* **About this exercise**
Check each line below for the word "Octavian" and give the count alone.

* **Records for processing**

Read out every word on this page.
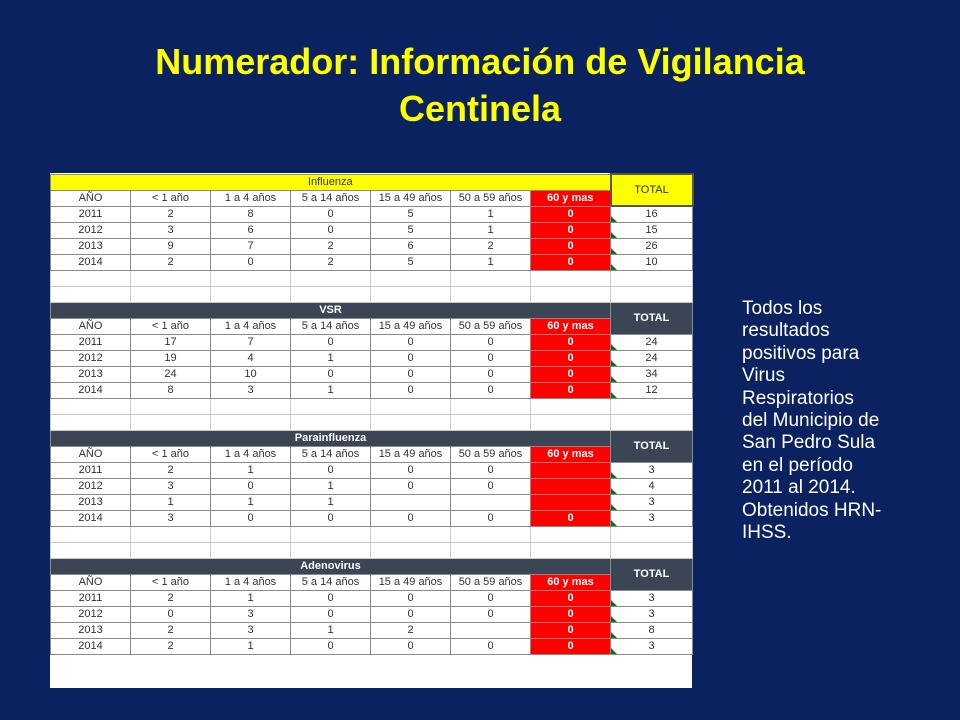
Numerador: Información de Vigilancia
Centinela
Influenza							TOTAL
AÑO	< 1 año	1 a 4 años	5 a 14 años	15 a 49 años	50 a 59 años	60 y mas	
2011	2	8	0	5	1	0	16
2012	3	6	0	5	1	0	15
2013	9	7	2	6	2	0	26
2014	2	0	2	5	1	0	10

VSR							TOTAL
AÑO	< 1 año	1 a 4 años	5 a 14 años	15 a 49 años	50 a 59 años	60 y mas	
2011	17	7	0	0	0	0	24
2012	19	4	1	0	0	0	24
2013	24	10	0	0	0	0	34
2014	8	3	1	0	0	0	12

Parainfluenza							TOTAL
AÑO	< 1 año	1 a 4 años	5 a 14 años	15 a 49 años	50 a 59 años	60 y mas	
2011	2	1	0	0	0		3
2012	3	0	1	0	0		4
2013	1	1	1				3
2014	3	0	0	0	0	0	3

Adenovirus							TOTAL
AÑO	< 1 año	1 a 4 años	5 a 14 años	15 a 49 años	50 a 59 años	60 y mas	
2011	2	1	0	0	0	0	3
2012	0	3	0	0	0	0	3
2013	2	3	1	2		0	8
2014	2	1	0	0	0	0	3
Todos los
resultados
positivos para
Virus
Respiratorios
del Municipio de
San Pedro Sula
en el período
2011 al 2014.
Obtenidos HRN-
IHSS.
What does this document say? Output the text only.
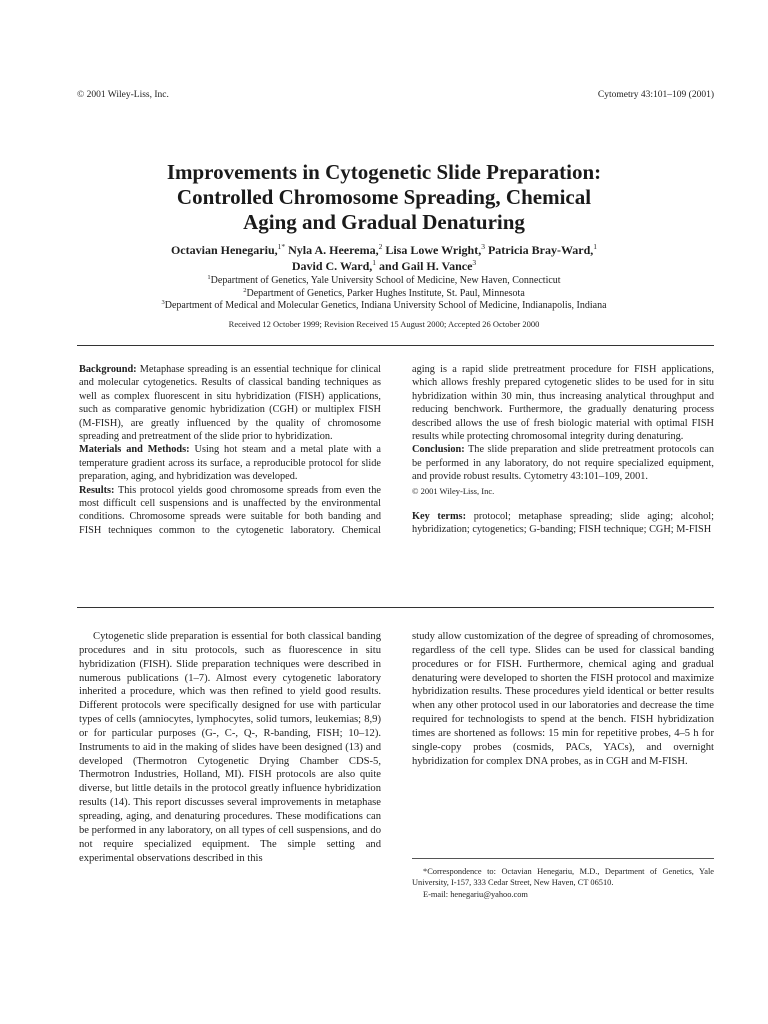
© 2001 Wiley-Liss, Inc.	Cytometry 43:101–109 (2001)
Improvements in Cytogenetic Slide Preparation:
Controlled Chromosome Spreading, Chemical
Aging and Gradual Denaturing
Octavian Henegariu,$^{1*}$ Nyla A. Heerema,$^2$ Lisa Lowe Wright,$^3$ Patricia Bray-Ward,$^1$
David C. Ward,$^1$ and Gail H. Vance$^3$
$^1$Department of Genetics, Yale University School of Medicine, New Haven, Connecticut
$^2$Department of Genetics, Parker Hughes Institute, St. Paul, Minnesota
$^3$Department of Medical and Molecular Genetics, Indiana University School of Medicine, Indianapolis, Indiana
Received 12 October 1999; Revision Received 15 August 2000; Accepted 26 October 2000

Background: Metaphase spreading is an essential technique for clinical and molecular cytogenetics. Results of classical banding techniques as well as complex fluorescent in situ hybridization (FISH) applications, such as comparative genomic hybridization (CGH) or multiplex FISH (M-FISH), are greatly influenced by the quality of chromosome spreading and pretreatment of the slide prior to hybridization.

Materials and Methods: Using hot steam and a metal plate with a temperature gradient across its surface, a reproducible protocol for slide preparation, aging, and hybridization was developed.

Results: This protocol yields good chromosome spreads from even the most difficult cell suspensions and is unaffected by the environmental conditions. Chromosome spreads were suitable for both banding and FISH techniques common to the cytogenetic laboratory. Chemical

aging is a rapid slide pretreatment procedure for FISH applications, which allows freshly prepared cytogenetic slides to be used for in situ hybridization within 30 min, thus increasing analytical throughput and reducing benchwork. Furthermore, the gradually denaturing process described allows the use of fresh biologic material with optimal FISH results while protecting chromosomal integrity during denaturing.

Conclusion: The slide preparation and slide pretreatment protocols can be performed in any laboratory, do not require specialized equipment, and provide robust results. Cytometry 43:101–109, 2001.

© 2001 Wiley-Liss, Inc.

Key terms: protocol; metaphase spreading; slide aging; alcohol; hybridization; cytogenetics; G-banding; FISH technique; CGH; M-FISH

Cytogenetic slide preparation is essential for both classical banding procedures and in situ protocols, such as fluorescence in situ hybridization (FISH). Slide preparation techniques were described in numerous publications (1–7). Almost every cytogenetic laboratory inherited a procedure, which was then refined to yield good results. Different protocols were specifically designed for use with particular types of cells (amniocytes, lymphocytes, solid tumors, leukemias; 8,9) or for particular purposes (G-, C-, Q-, R-banding, FISH; 10–12). Instruments to aid in the making of slides have been designed (13) and developed (Thermotron Cytogenetic Drying Chamber CDS-5, Thermotron Industries, Holland, MI). FISH protocols are also quite diverse, but little details in the protocol greatly influence hybridization results (14). This report discusses several improvements in metaphase spreading, aging, and denaturing procedures. These modifications can be performed in any laboratory, on all types of cell suspensions, and do not require specialized equipment. The simple setting and experimental observations described in this

study allow customization of the degree of spreading of chromosomes, regardless of the cell type. Slides can be used for classical banding procedures or for FISH. Furthermore, chemical aging and gradual denaturing were developed to shorten the FISH protocol and maximize hybridization results. These procedures yield identical or better results when any other protocol used in our laboratories and decrease the time required for technologists to spend at the bench. FISH hybridization times are shortened as follows: 15 min for repetitive probes, 4–5 h for single-copy probes (cosmids, PACs, YACs), and overnight hybridization for complex DNA probes, as in CGH and M-FISH.

*Correspondence to: Octavian Henegariu, M.D., Department of Genetics, Yale University, I-157, 333 Cedar Street, New Haven, CT 06510.

E-mail: henegariu@yahoo.com
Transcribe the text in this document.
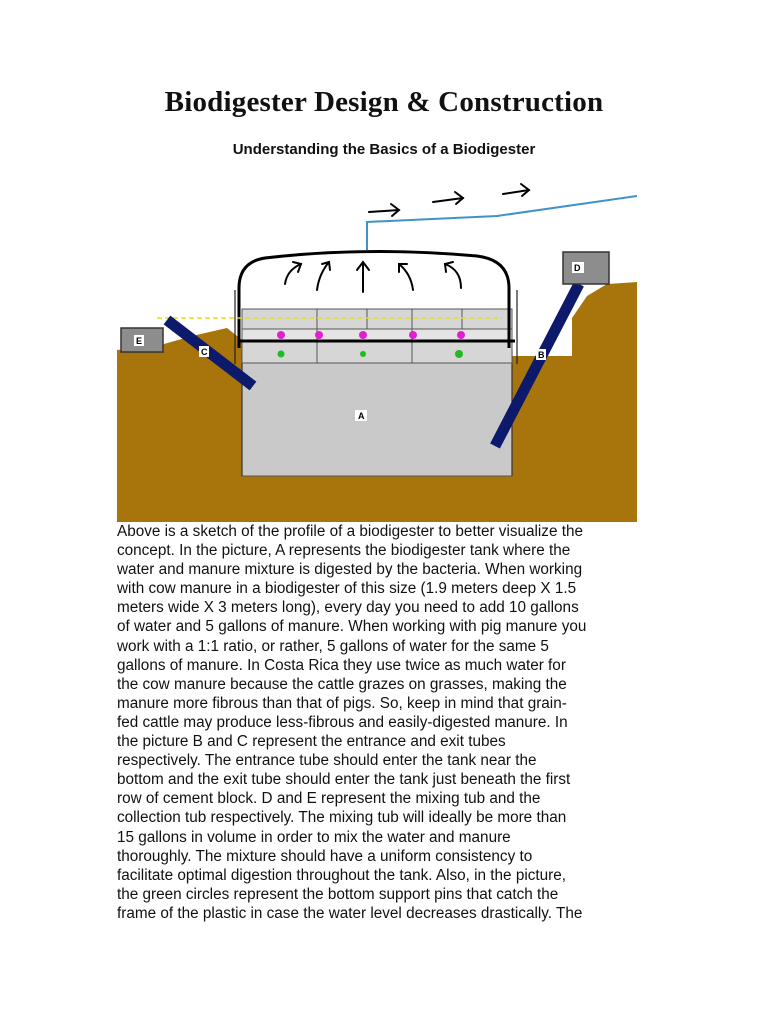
Biodigester Design & Construction
Understanding the Basics of a Biodigester
A
B
C
D
E
Above is a sketch of the profile of a biodigester to better visualize the
concept. In the picture, A represents the biodigester tank where the
water and manure mixture is digested by the bacteria. When working
with cow manure in a biodigester of this size (1.9 meters deep X 1.5
meters wide X 3 meters long), every day you need to add 10 gallons
of water and 5 gallons of manure. When working with pig manure you
work with a 1:1 ratio, or rather, 5 gallons of water for the same 5
gallons of manure. In Costa Rica they use twice as much water for
the cow manure because the cattle grazes on grasses, making the
manure more fibrous than that of pigs. So, keep in mind that grain-
fed cattle may produce less-fibrous and easily-digested manure. In
the picture B and C represent the entrance and exit tubes
respectively. The entrance tube should enter the tank near the
bottom and the exit tube should enter the tank just beneath the first
row of cement block. D and E represent the mixing tub and the
collection tub respectively. The mixing tub will ideally be more than
15 gallons in volume in order to mix the water and manure
thoroughly. The mixture should have a uniform consistency to
facilitate optimal digestion throughout the tank. Also, in the picture,
the green circles represent the bottom support pins that catch the
frame of the plastic in case the water level decreases drastically. The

* **Answer to the exercise**
2